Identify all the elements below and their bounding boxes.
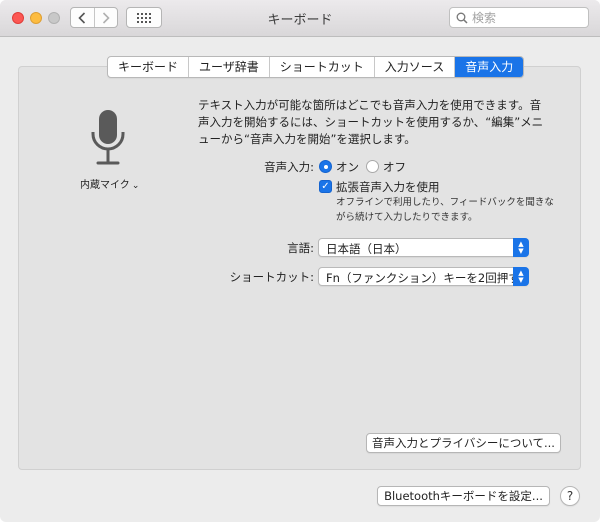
tab-bar: キーボード ユーザ辞書 ショートカット 入力ソース 音声入力 (107, 56, 525, 78)
dictation-off-radio[interactable] (366, 160, 379, 173)
language-value: 日本語（日本） (326, 242, 407, 256)
microphone-icon (91, 110, 125, 165)
dictation-off-label: オフ (383, 160, 406, 174)
shortcut-label: ショートカット: (229, 270, 314, 284)
tab-dictation[interactable]: 音声入力 (454, 57, 524, 77)
dictation-label: 音声入力: (264, 160, 314, 174)
privacy-button[interactable]: 音声入力とプライバシーについて... (366, 433, 561, 453)
language-label: 言語: (287, 241, 314, 255)
preferences-window: キーボード キーボード ユーザ辞書 ショートカット 入力ソース 音声入力 内蔵マ… (0, 0, 600, 522)
title-bar: キーボード (0, 0, 600, 37)
search-icon (456, 12, 468, 24)
enhanced-dictation-checkbox[interactable]: ✓ (319, 180, 332, 193)
help-button[interactable]: ? (560, 486, 580, 506)
tab-keyboard[interactable]: キーボード (108, 57, 188, 77)
shortcut-value: Fn（ファンクション）キーを2回押す (326, 271, 520, 285)
mic-source-label: 内蔵マイク (80, 180, 130, 191)
tab-user-dictionary[interactable]: ユーザ辞書 (188, 57, 269, 77)
language-popup[interactable]: 日本語（日本） ▲ ▼ (318, 238, 529, 257)
dictation-on-label: オン (336, 160, 359, 174)
tab-input-sources[interactable]: 入力ソース (373, 57, 454, 77)
enhanced-dictation-label: 拡張音声入力を使用 (336, 180, 440, 194)
chevron-down-icon: ⌄ (131, 181, 140, 191)
popup-arrows-icon: ▲ ▼ (513, 267, 529, 286)
dictation-description: テキスト入力が可能な箇所はどこでも音声入力を使用できます。音声入力を開始するには… (198, 98, 544, 146)
tab-shortcuts[interactable]: ショートカット (268, 57, 374, 77)
shortcut-popup[interactable]: Fn（ファンクション）キーを2回押す ▲ ▼ (318, 267, 529, 286)
bluetooth-keyboard-button[interactable]: Bluetoothキーボードを設定... (377, 486, 550, 506)
mic-source-selector[interactable]: 内蔵マイク ⌄ (80, 176, 139, 191)
enhanced-dictation-note: オフラインで利用したり、フィードバックを聞きながら続けて入力したりできます。 (336, 197, 554, 223)
popup-arrows-icon: ▲ ▼ (513, 238, 529, 257)
search-field[interactable] (449, 7, 589, 28)
checkmark-icon: ✓ (321, 180, 330, 192)
search-input[interactable] (468, 10, 582, 25)
dictation-on-radio[interactable] (319, 160, 332, 173)
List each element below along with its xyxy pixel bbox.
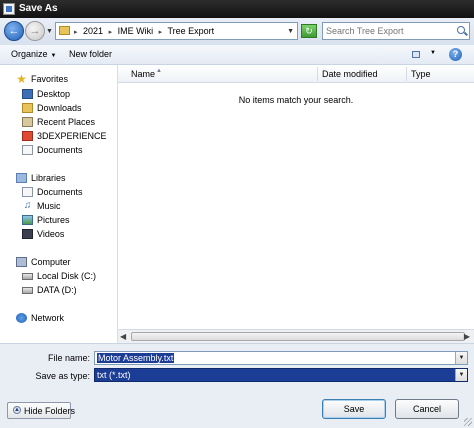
save-type-label: Save as type: bbox=[35, 371, 90, 381]
file-name-field[interactable]: Motor Assembly.txt ▼ bbox=[94, 351, 468, 365]
forward-button[interactable]: → bbox=[25, 21, 45, 41]
search-box[interactable] bbox=[322, 22, 470, 40]
view-icon[interactable] bbox=[409, 49, 425, 60]
help-icon[interactable]: ? bbox=[449, 48, 462, 61]
address-bar[interactable]: ▸ 2021 ▸ IME Wiki ▸ Tree Export ▼ bbox=[55, 22, 298, 40]
column-type[interactable]: Type bbox=[411, 69, 431, 79]
save-button[interactable]: Save bbox=[322, 399, 386, 419]
file-name-value[interactable]: Motor Assembly.txt bbox=[97, 353, 175, 363]
chevron-up-icon: ▲ bbox=[13, 406, 21, 414]
navigation-pane: ★ Favorites Desktop Downloads Recent Pla… bbox=[0, 65, 118, 343]
disk-icon bbox=[22, 273, 33, 280]
documents-icon bbox=[22, 187, 33, 197]
breadcrumb: ▸ 2021 ▸ IME Wiki ▸ Tree Export bbox=[74, 26, 217, 36]
chevron-down-icon[interactable]: ▼ bbox=[455, 369, 467, 381]
organize-button[interactable]: Organize ▼ bbox=[11, 49, 56, 59]
forward-arrow-icon: → bbox=[29, 25, 41, 37]
desktop-icon bbox=[22, 89, 33, 99]
chevron-down-icon[interactable]: ▼ bbox=[430, 50, 436, 56]
breadcrumb-separator-icon[interactable]: ▸ bbox=[109, 29, 113, 36]
folder-icon bbox=[22, 103, 33, 113]
back-arrow-icon: ← bbox=[8, 25, 20, 37]
dialog-footer: ▲ Hide Folders Save Cancel bbox=[0, 388, 474, 428]
resize-grip-icon[interactable] bbox=[464, 418, 472, 426]
new-folder-button[interactable]: New folder bbox=[69, 49, 112, 59]
3dexperience-icon bbox=[22, 131, 33, 141]
address-row: ← → ▼ ▸ 2021 ▸ IME Wiki ▸ Tree Export ▼ … bbox=[0, 18, 474, 45]
network-icon bbox=[16, 313, 27, 323]
documents-icon bbox=[22, 145, 33, 155]
library-icon bbox=[16, 173, 27, 183]
star-icon: ★ bbox=[16, 72, 27, 86]
folder-icon bbox=[59, 26, 70, 35]
command-bar: Organize ▼ New folder ▼ ? bbox=[0, 45, 474, 65]
chevron-up-icon: ▲ bbox=[156, 68, 162, 74]
save-as-dialog: Save As ← → ▼ ▸ 2021 ▸ IME Wiki ▸ Tree E… bbox=[0, 0, 474, 428]
save-fields: File name: Motor Assembly.txt ▼ Save as … bbox=[0, 343, 474, 389]
organize-label: Organize bbox=[11, 49, 48, 59]
title-bar[interactable]: Save As bbox=[0, 0, 474, 18]
scrollbar-thumb[interactable] bbox=[131, 332, 465, 341]
chevron-right-icon[interactable]: ▶ bbox=[464, 332, 470, 341]
computer-icon bbox=[16, 257, 27, 267]
hide-folders-button[interactable]: ▲ Hide Folders bbox=[7, 402, 75, 419]
file-name-label: File name: bbox=[47, 353, 90, 363]
music-icon: ♫ bbox=[23, 200, 32, 211]
column-header: Name ▲ Date modified Type bbox=[118, 65, 474, 83]
chevron-down-icon[interactable]: ▼ bbox=[455, 352, 467, 364]
search-icon[interactable] bbox=[457, 26, 465, 34]
breadcrumb-item[interactable]: Tree Export bbox=[167, 26, 214, 36]
file-list[interactable]: Name ▲ Date modified Type No items match… bbox=[118, 65, 474, 344]
chevron-down-icon[interactable]: ▼ bbox=[287, 28, 294, 35]
cancel-button[interactable]: Cancel bbox=[395, 399, 459, 419]
back-button[interactable]: ← bbox=[4, 21, 24, 41]
breadcrumb-item[interactable]: 2021 bbox=[83, 26, 103, 36]
window-title: Save As bbox=[19, 3, 58, 14]
recent-places-icon bbox=[22, 117, 33, 127]
refresh-button[interactable]: ↻ bbox=[301, 24, 317, 38]
disk-icon bbox=[22, 287, 33, 294]
video-icon bbox=[22, 229, 33, 239]
chevron-left-icon[interactable]: ◀ bbox=[120, 332, 126, 341]
history-dropdown-icon[interactable]: ▼ bbox=[46, 28, 53, 35]
column-divider[interactable] bbox=[406, 67, 407, 81]
save-type-select[interactable]: txt (*.txt) ▼ bbox=[94, 368, 468, 382]
refresh-icon: ↻ bbox=[305, 26, 313, 36]
pictures-icon bbox=[22, 215, 33, 225]
empty-message: No items match your search. bbox=[238, 95, 354, 105]
breadcrumb-separator-icon[interactable]: ▸ bbox=[159, 29, 163, 36]
app-icon bbox=[3, 3, 15, 15]
breadcrumb-separator-icon: ▸ bbox=[74, 29, 78, 36]
column-date-modified[interactable]: Date modified bbox=[322, 69, 378, 79]
save-type-value: txt (*.txt) bbox=[97, 370, 131, 380]
search-input[interactable] bbox=[326, 24, 450, 38]
horizontal-scrollbar[interactable]: ◀ ▶ bbox=[118, 329, 474, 344]
breadcrumb-item[interactable]: IME Wiki bbox=[118, 26, 154, 36]
column-name[interactable]: Name bbox=[131, 69, 155, 79]
column-divider[interactable] bbox=[317, 67, 318, 81]
chevron-down-icon: ▼ bbox=[50, 53, 57, 59]
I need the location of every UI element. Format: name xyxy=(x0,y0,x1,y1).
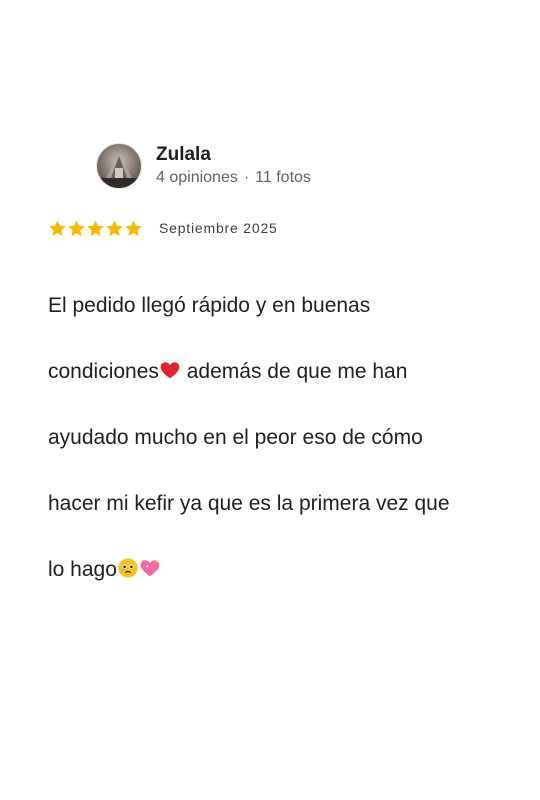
review-text-segment: lo hago xyxy=(48,558,117,581)
star-icon xyxy=(49,220,66,236)
red-heart-emoji-icon xyxy=(160,362,180,379)
reviewer-meta: 4 opiniones · 11 fotos xyxy=(156,167,311,189)
review-text-line: condiciones además de que me han xyxy=(48,355,508,388)
star-icon xyxy=(125,220,142,236)
reviews-count: 4 opiniones xyxy=(156,168,238,186)
review-text-line: lo hago xyxy=(48,553,508,586)
reviewer-header[interactable]: Zulala 4 opiniones · 11 fotos xyxy=(96,143,311,189)
review-text-line: hacer mi kefir ya que es la primera vez … xyxy=(48,492,450,515)
photos-count: 11 fotos xyxy=(255,168,311,186)
rating-row: Septiembre 2025 xyxy=(48,219,278,238)
star-rating xyxy=(48,219,143,238)
avatar-photo-icon xyxy=(97,152,141,188)
reviewer-name[interactable]: Zulala xyxy=(156,144,311,166)
review-text-segment: condiciones xyxy=(48,360,159,383)
meta-separator: · xyxy=(243,168,250,186)
review-text-line: ayudado mucho en el peor eso de cómo xyxy=(48,426,423,449)
sparkling-heart-emoji-icon xyxy=(140,558,160,577)
review-card: Zulala 4 opiniones · 11 fotos Septiembre 2… xyxy=(0,0,540,800)
review-text-line: El pedido llegó rápido y en buenas xyxy=(48,294,371,317)
holding-back-tears-emoji-icon xyxy=(118,558,138,578)
star-icon xyxy=(87,220,104,236)
review-text-segment: además de que me han xyxy=(180,360,408,383)
star-icon xyxy=(68,220,85,236)
star-icon xyxy=(106,220,123,236)
avatar[interactable] xyxy=(96,143,142,189)
review-text: El pedido llegó rápido y en buenas condi… xyxy=(48,256,508,619)
review-date: Septiembre 2025 xyxy=(159,220,278,236)
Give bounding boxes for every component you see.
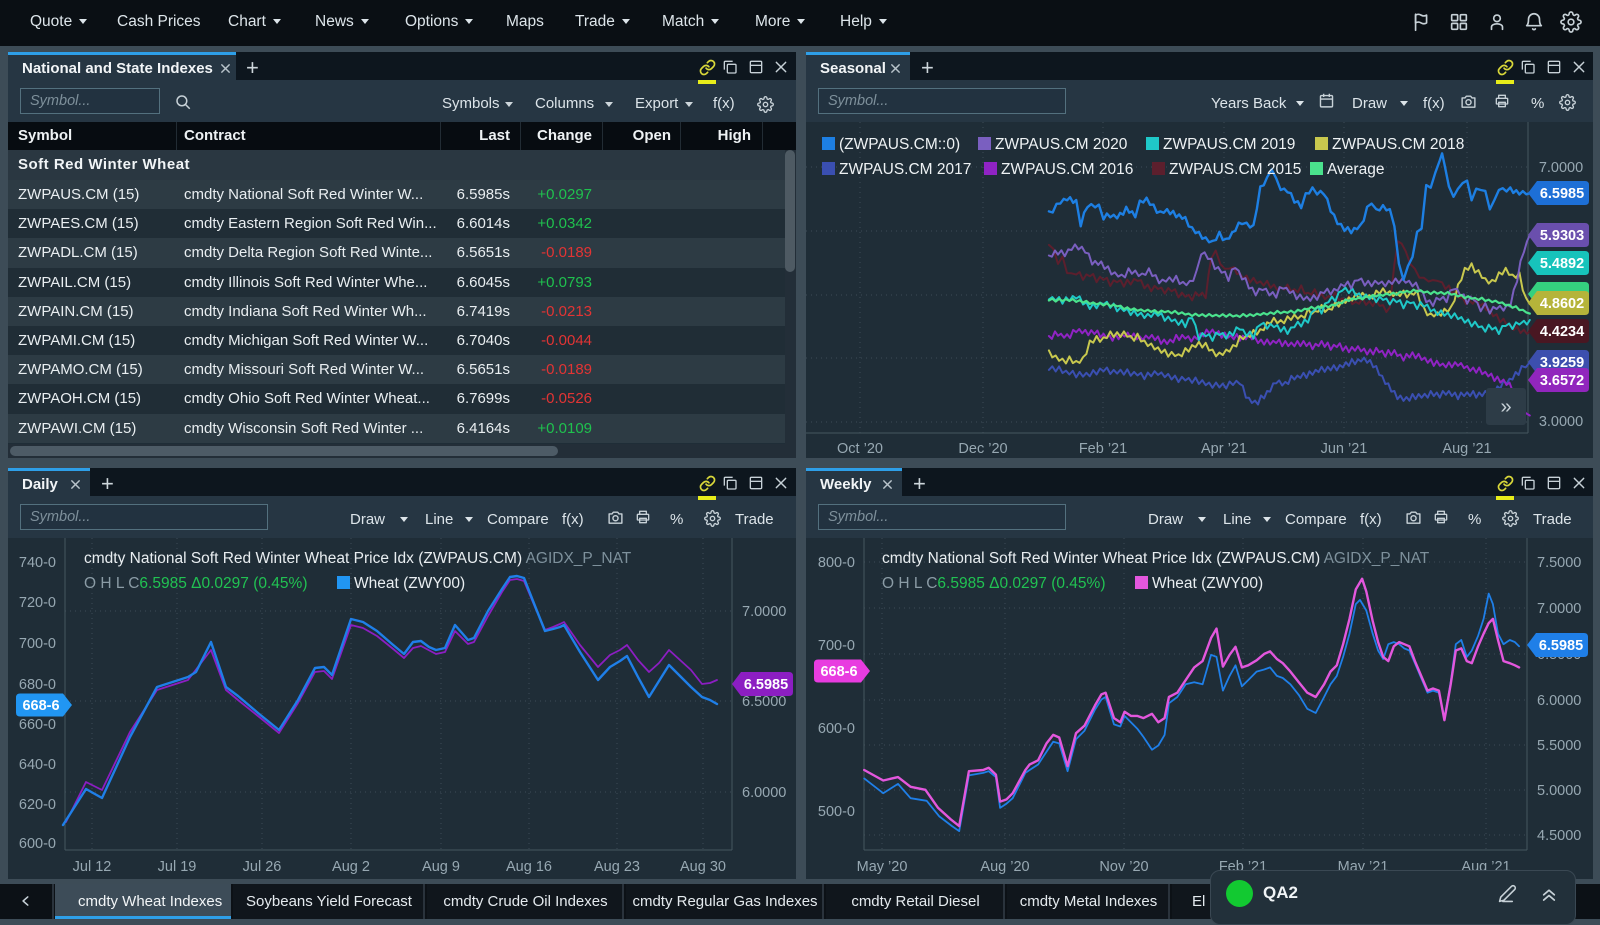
svg-text:ZWPAUS.CM 2016: ZWPAUS.CM 2016: [1001, 161, 1133, 178]
svg-text:Wheat (ZWY00): Wheat (ZWY00): [354, 575, 465, 592]
svg-text:Jul 26: Jul 26: [243, 859, 282, 875]
svg-text:640-0: 640-0: [19, 757, 56, 773]
svg-text:Average: Average: [1327, 161, 1384, 178]
svg-text:660-0: 660-0: [19, 717, 56, 733]
svg-text:Aug ’21: Aug ’21: [1442, 441, 1491, 457]
svg-text:Apr ’21: Apr ’21: [1201, 441, 1247, 457]
svg-text:620-0: 620-0: [19, 797, 56, 813]
svg-text:5.0000: 5.0000: [1537, 783, 1581, 799]
svg-text:»: »: [1500, 396, 1511, 418]
svg-text:5.9303: 5.9303: [1540, 228, 1584, 244]
svg-text:Aug ’20: Aug ’20: [980, 859, 1029, 875]
svg-text:Jul 19: Jul 19: [158, 859, 197, 875]
svg-text:3.6572: 3.6572: [1540, 373, 1584, 389]
svg-text:3.0000: 3.0000: [1539, 414, 1583, 430]
svg-text:ZWPAUS.CM 2020: ZWPAUS.CM 2020: [995, 136, 1128, 153]
svg-text:720-0: 720-0: [19, 595, 56, 611]
svg-text:700-0: 700-0: [19, 636, 56, 652]
svg-text:740-0: 740-0: [19, 555, 56, 571]
svg-text:cmdty National Soft Red Winter: cmdty National Soft Red Winter Wheat Pri…: [882, 550, 1430, 567]
svg-text:Nov ’20: Nov ’20: [1099, 859, 1148, 875]
svg-text:680-0: 680-0: [19, 677, 56, 693]
svg-text:O H L C6.5985 Δ0.0297 (0.45%): O H L C6.5985 Δ0.0297 (0.45%): [882, 575, 1105, 592]
svg-text:668-6: 668-6: [22, 698, 59, 714]
svg-text:Aug 2: Aug 2: [332, 859, 370, 875]
svg-text:7.0000: 7.0000: [1539, 160, 1583, 176]
svg-text:6.5000: 6.5000: [742, 694, 786, 710]
svg-text:O H L C6.5985 Δ0.0297 (0.45%): O H L C6.5985 Δ0.0297 (0.45%): [84, 575, 307, 592]
svg-text:ZWPAUS.CM 2015: ZWPAUS.CM 2015: [1169, 161, 1301, 178]
svg-text:Jun ’21: Jun ’21: [1321, 441, 1368, 457]
svg-text:500-0: 500-0: [818, 804, 855, 820]
svg-text:6.5985: 6.5985: [1539, 638, 1583, 654]
svg-text:4.4234: 4.4234: [1540, 324, 1584, 340]
svg-text:Dec ’20: Dec ’20: [958, 441, 1007, 457]
svg-text:4.8602: 4.8602: [1540, 296, 1584, 312]
svg-text:7.5000: 7.5000: [1537, 555, 1581, 571]
svg-text:Aug 9: Aug 9: [422, 859, 460, 875]
svg-text:May ’20: May ’20: [857, 859, 908, 875]
svg-text:Jul 12: Jul 12: [73, 859, 112, 875]
svg-text:7.0000: 7.0000: [742, 604, 786, 620]
svg-text:7.0000: 7.0000: [1537, 601, 1581, 617]
svg-text:4.5000: 4.5000: [1537, 828, 1581, 844]
svg-text:Wheat (ZWY00): Wheat (ZWY00): [1152, 575, 1263, 592]
svg-text:6.0000: 6.0000: [1537, 693, 1581, 709]
svg-text:6.5985: 6.5985: [1540, 186, 1584, 202]
svg-text:Aug 16: Aug 16: [506, 859, 552, 875]
svg-text:Feb ’21: Feb ’21: [1079, 441, 1127, 457]
svg-text:ZWPAUS.CM 2018: ZWPAUS.CM 2018: [1332, 136, 1464, 153]
svg-text:6.0000: 6.0000: [742, 785, 786, 801]
svg-text:5.5000: 5.5000: [1537, 738, 1581, 754]
svg-text:5.4892: 5.4892: [1540, 256, 1584, 272]
svg-text:ZWPAUS.CM 2019: ZWPAUS.CM 2019: [1163, 136, 1295, 153]
svg-text:600-0: 600-0: [19, 836, 56, 852]
svg-text:668-6: 668-6: [820, 664, 857, 680]
svg-text:(ZWPAUS.CM::0): (ZWPAUS.CM::0): [839, 136, 960, 153]
svg-text:700-0: 700-0: [818, 638, 855, 654]
svg-text:Aug 23: Aug 23: [594, 859, 640, 875]
svg-text:Aug 30: Aug 30: [680, 859, 726, 875]
svg-text:Oct ’20: Oct ’20: [837, 441, 883, 457]
svg-text:600-0: 600-0: [818, 721, 855, 737]
svg-text:cmdty National Soft Red Winter: cmdty National Soft Red Winter Wheat Pri…: [84, 550, 632, 567]
svg-text:800-0: 800-0: [818, 555, 855, 571]
svg-text:6.5985: 6.5985: [744, 677, 788, 693]
svg-text:ZWPAUS.CM 2017: ZWPAUS.CM 2017: [839, 161, 971, 178]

--*--

### What you should do
Reproduce the lines of the records that start with the line containing "save-type-label: Save as" and end with the line containing "address-bar[interactable]: ▸ 2021", including both of those lines.

### Exercise solution
save-type-label: Save as type: bbox=[35, 371, 90, 381]
file-name-field[interactable]: Motor Assembly.txt ▼ bbox=[94, 351, 468, 365]
forward-button[interactable]: → bbox=[25, 21, 45, 41]
search-box[interactable] bbox=[322, 22, 470, 40]
view-icon[interactable] bbox=[409, 49, 425, 60]
help-icon[interactable]: ? bbox=[449, 48, 462, 61]
address-bar[interactable]: ▸ 2021 ▸ IME Wiki ▸ Tree Export ▼ bbox=[55, 22, 298, 40]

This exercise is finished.